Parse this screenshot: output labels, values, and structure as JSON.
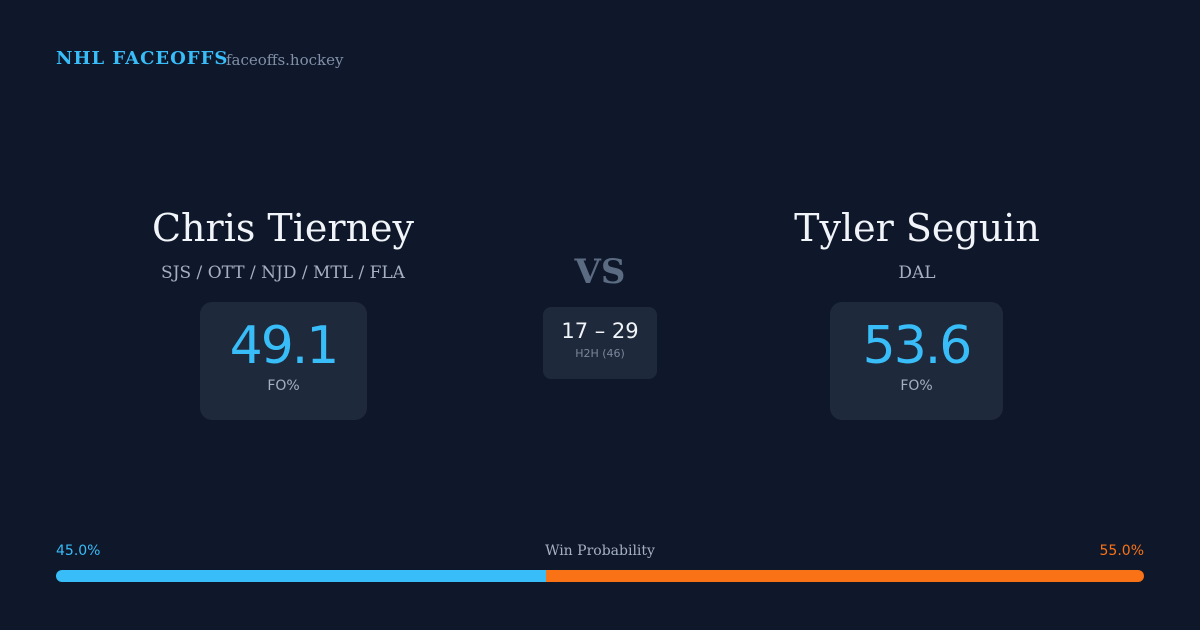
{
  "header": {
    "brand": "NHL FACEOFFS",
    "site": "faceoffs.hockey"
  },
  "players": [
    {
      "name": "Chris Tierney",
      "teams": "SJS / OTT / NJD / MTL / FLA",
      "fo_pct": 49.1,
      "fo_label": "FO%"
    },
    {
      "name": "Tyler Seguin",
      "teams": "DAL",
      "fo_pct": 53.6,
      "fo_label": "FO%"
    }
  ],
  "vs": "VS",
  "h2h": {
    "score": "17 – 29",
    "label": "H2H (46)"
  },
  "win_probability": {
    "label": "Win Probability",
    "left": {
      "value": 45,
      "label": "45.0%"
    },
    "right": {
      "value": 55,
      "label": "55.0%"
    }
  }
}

■ **Your objective**: Take every line from the data above that holds "name" and copy it out.

■ **Solution for this problem**:
      "name": "Chris Tierney",
      "name": "Tyler Seguin",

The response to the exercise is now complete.